--- Start GIVEN DATA ---
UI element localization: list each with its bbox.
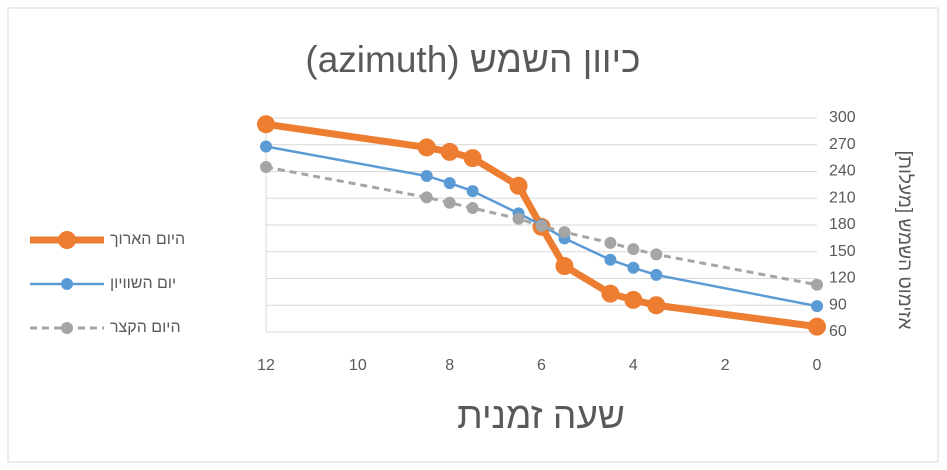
y-tick-label: 120	[829, 270, 856, 287]
data-point	[650, 268, 663, 281]
legend-marker	[58, 231, 76, 249]
data-point	[466, 185, 479, 198]
x-tick-label: 8	[445, 357, 454, 374]
data-point	[601, 284, 620, 303]
data-point	[260, 161, 272, 174]
y-axis-label: אזימוט השמש [מעלות]	[894, 151, 915, 330]
data-point	[811, 300, 823, 313]
y-tick-label: 180	[829, 216, 856, 233]
x-tick-label: 6	[537, 357, 546, 374]
x-tick-label: 2	[721, 357, 730, 374]
data-point	[627, 261, 640, 274]
data-point	[509, 176, 528, 195]
x-tick-label: 12	[257, 357, 275, 374]
x-axis-label: שעה זמנית	[457, 395, 625, 436]
data-point	[440, 142, 459, 161]
data-point	[555, 257, 574, 276]
chart-title: כיוון השמש (azimuth)	[305, 39, 640, 80]
x-tick-label: 4	[629, 357, 638, 374]
chart-border	[7, 7, 939, 463]
data-point	[604, 236, 617, 249]
data-point	[260, 140, 272, 153]
data-point	[443, 196, 456, 209]
data-point	[257, 115, 275, 134]
y-tick-label: 90	[829, 296, 847, 313]
data-point	[420, 191, 433, 204]
data-point	[420, 169, 433, 182]
y-tick-label: 60	[829, 323, 847, 340]
data-point	[624, 290, 643, 309]
data-point	[443, 177, 456, 190]
x-tick-label: 0	[813, 357, 822, 374]
data-point	[466, 202, 479, 215]
data-point	[811, 278, 823, 291]
data-point	[558, 226, 571, 239]
data-point	[604, 253, 617, 266]
y-tick-label: 270	[829, 136, 856, 153]
y-tick-label: 240	[829, 163, 856, 180]
data-point	[417, 138, 436, 157]
x-tick-label: 10	[349, 357, 367, 374]
legend-label: היום הארוך	[110, 231, 185, 248]
y-tick-label: 210	[829, 189, 856, 206]
legend-marker	[61, 278, 73, 290]
data-point	[650, 248, 663, 261]
legend-label: היום הקצר	[110, 319, 181, 336]
legend-label: יום השוויון	[110, 275, 176, 292]
data-point	[808, 317, 826, 336]
y-tick-label: 300	[829, 109, 856, 126]
data-point	[535, 219, 548, 232]
y-tick-label: 150	[829, 243, 856, 260]
data-point	[647, 296, 666, 315]
legend-marker	[61, 322, 73, 334]
data-point	[463, 149, 482, 168]
data-point	[627, 243, 640, 256]
data-point	[512, 212, 525, 225]
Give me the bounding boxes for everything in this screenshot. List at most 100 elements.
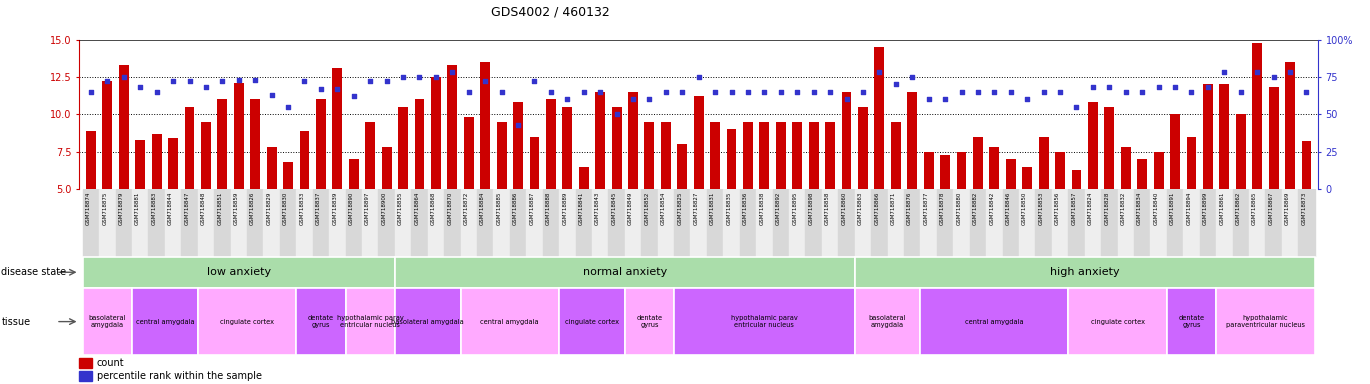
--- End GIVEN DATA ---
**EXERCISE AIM:**
Copy all of the lines above exactly, leaving out the pictures.

**THE RESPONSE:**
UI element localization: list each with its bbox.
y-tick-label: 120	[829, 270, 856, 287]
data-point	[650, 268, 663, 281]
legend-marker	[58, 231, 76, 249]
data-point	[466, 185, 479, 198]
x-tick-label: 8	[445, 357, 454, 374]
data-point	[601, 284, 620, 303]
data-point	[260, 161, 272, 174]
y-axis-label: אזימוט השמש [מעלות]	[894, 151, 915, 330]
data-point	[811, 300, 823, 313]
y-tick-label: 180	[829, 216, 856, 233]
x-tick-label: 6	[537, 357, 546, 374]
x-tick-label: 2	[721, 357, 730, 374]
data-point	[627, 261, 640, 274]
data-point	[509, 176, 528, 195]
x-tick-label: 12	[257, 357, 275, 374]
x-axis-label: שעה זמנית	[457, 395, 625, 436]
data-point	[440, 142, 459, 161]
data-point	[555, 257, 574, 276]
chart-title: כיוון השמש (azimuth)	[305, 39, 640, 80]
x-tick-label: 4	[629, 357, 638, 374]
chart-border	[7, 7, 939, 463]
data-point	[604, 236, 617, 249]
data-point	[260, 140, 272, 153]
data-point	[443, 196, 456, 209]
data-point	[257, 115, 275, 134]
y-tick-label: 90	[829, 296, 847, 313]
data-point	[420, 191, 433, 204]
data-point	[420, 169, 433, 182]
y-tick-label: 60	[829, 323, 847, 340]
data-point	[624, 290, 643, 309]
data-point	[443, 177, 456, 190]
x-tick-label: 0	[813, 357, 822, 374]
data-point	[466, 202, 479, 215]
data-point	[811, 278, 823, 291]
data-point	[558, 226, 571, 239]
data-point	[604, 253, 617, 266]
y-tick-label: 270	[829, 136, 856, 153]
y-tick-label: 240	[829, 163, 856, 180]
data-point	[417, 138, 436, 157]
x-tick-label: 10	[349, 357, 367, 374]
legend-label: היום הארוך	[110, 231, 185, 248]
y-tick-label: 210	[829, 189, 856, 206]
legend-marker	[61, 278, 73, 290]
data-point	[650, 248, 663, 261]
legend-label: היום הקצר	[110, 319, 181, 336]
legend-label: יום השוויון	[110, 275, 176, 292]
data-point	[808, 317, 826, 336]
y-tick-label: 300	[829, 109, 856, 126]
data-point	[535, 219, 548, 232]
y-tick-label: 150	[829, 243, 856, 260]
data-point	[647, 296, 666, 315]
legend-marker	[61, 322, 73, 334]
data-point	[463, 149, 482, 168]
data-point	[627, 243, 640, 256]
data-point	[512, 212, 525, 225]
Give me the bounding boxes for everything in this screenshot. List at most 100 elements.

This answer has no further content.